Collect from the data below each line with "Demand".

----

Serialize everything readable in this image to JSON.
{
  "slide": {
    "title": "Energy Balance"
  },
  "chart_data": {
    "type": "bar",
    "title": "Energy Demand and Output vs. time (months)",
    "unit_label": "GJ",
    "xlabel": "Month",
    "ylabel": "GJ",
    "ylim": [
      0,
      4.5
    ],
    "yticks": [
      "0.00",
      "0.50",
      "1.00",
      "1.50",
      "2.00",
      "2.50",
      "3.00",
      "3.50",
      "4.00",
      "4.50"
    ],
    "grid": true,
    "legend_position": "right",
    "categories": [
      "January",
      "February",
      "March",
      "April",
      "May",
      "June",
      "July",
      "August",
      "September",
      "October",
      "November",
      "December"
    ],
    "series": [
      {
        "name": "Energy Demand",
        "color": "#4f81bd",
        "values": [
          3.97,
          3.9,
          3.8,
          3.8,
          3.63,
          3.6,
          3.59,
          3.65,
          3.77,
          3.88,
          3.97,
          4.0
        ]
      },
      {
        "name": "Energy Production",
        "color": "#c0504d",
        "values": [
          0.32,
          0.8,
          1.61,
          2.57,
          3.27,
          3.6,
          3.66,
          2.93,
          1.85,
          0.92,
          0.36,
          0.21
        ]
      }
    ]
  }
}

----

Completed exercise:
    "title": "Energy Demand and Output vs. time (months)",
        "name": "Energy Demand",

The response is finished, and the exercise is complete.